TASK STATEMENT: Return the records that follow unaltered. Omit every picture.

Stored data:

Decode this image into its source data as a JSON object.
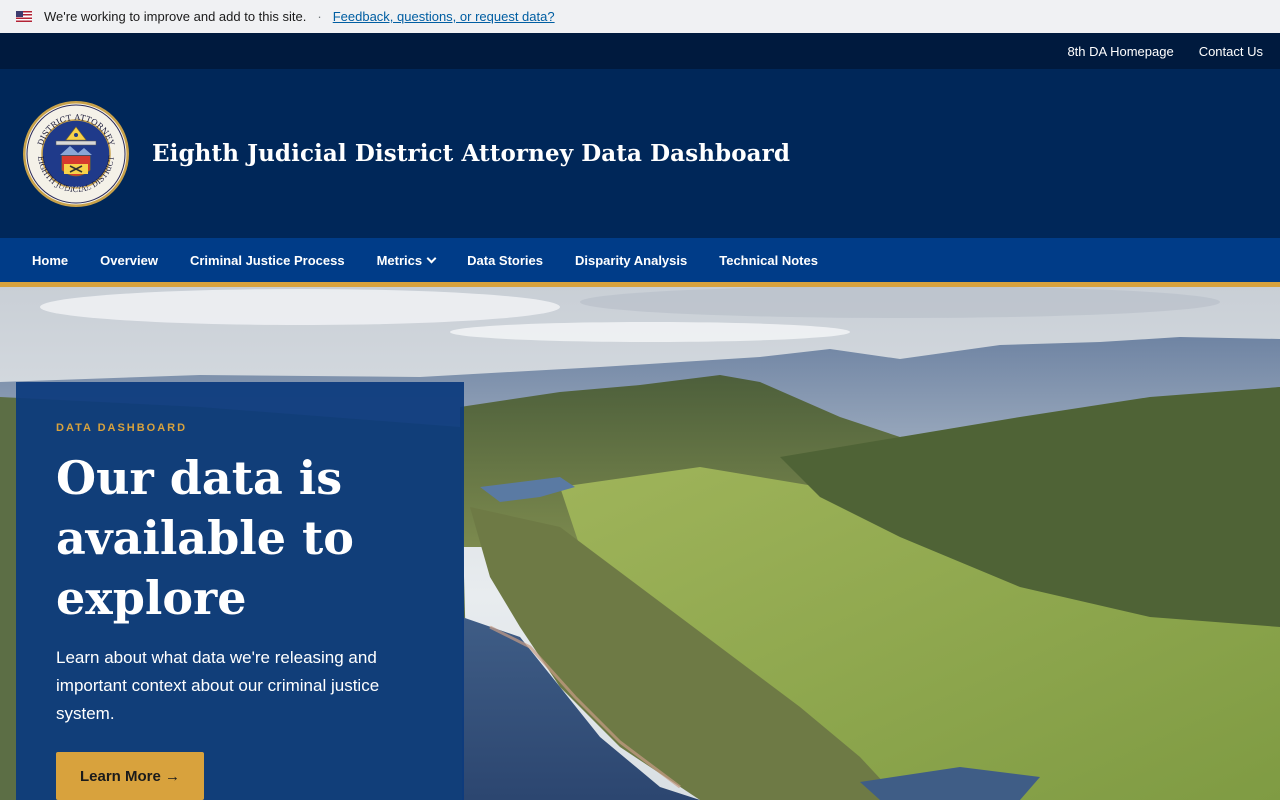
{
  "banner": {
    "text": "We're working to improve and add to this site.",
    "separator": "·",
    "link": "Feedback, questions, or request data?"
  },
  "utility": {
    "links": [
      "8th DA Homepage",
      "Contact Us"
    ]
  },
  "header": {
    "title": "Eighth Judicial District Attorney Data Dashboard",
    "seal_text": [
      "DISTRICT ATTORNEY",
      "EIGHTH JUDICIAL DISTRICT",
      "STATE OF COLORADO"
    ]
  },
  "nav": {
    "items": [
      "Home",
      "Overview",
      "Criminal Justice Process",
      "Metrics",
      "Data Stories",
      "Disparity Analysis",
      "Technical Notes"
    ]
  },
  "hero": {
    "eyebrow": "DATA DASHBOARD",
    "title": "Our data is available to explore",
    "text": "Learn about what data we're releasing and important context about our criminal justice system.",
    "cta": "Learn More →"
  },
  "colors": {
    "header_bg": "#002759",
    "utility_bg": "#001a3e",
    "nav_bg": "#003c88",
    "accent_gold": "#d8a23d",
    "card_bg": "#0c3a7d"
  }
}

EXERCISE RESULT:
Decode this image into its source data as a JSON object.
{
  "banner": {
    "text": "We're working to improve and add to this site.",
    "separator": "·",
    "link": "Feedback, questions, or request data?"
  },
  "utility": {
    "links": [
      "8th DA Homepage",
      "Contact Us"
    ]
  },
  "header": {
    "title": "Eighth Judicial District Attorney Data Dashboard",
    "seal_text": [
      "DISTRICT ATTORNEY",
      "EIGHTH JUDICIAL DISTRICT",
      "STATE OF COLORADO"
    ]
  },
  "nav": {
    "items": [
      "Home",
      "Overview",
      "Criminal Justice Process",
      "Metrics",
      "Data Stories",
      "Disparity Analysis",
      "Technical Notes"
    ]
  },
  "hero": {
    "eyebrow": "DATA DASHBOARD",
    "title": "Our data is available to explore",
    "text": "Learn about what data we're releasing and important context about our criminal justice system.",
    "cta": "Learn More →"
  },
  "colors": {
    "header_bg": "#002759",
    "utility_bg": "#001a3e",
    "nav_bg": "#003c88",
    "accent_gold": "#d8a23d",
    "card_bg": "#0c3a7d"
  }
}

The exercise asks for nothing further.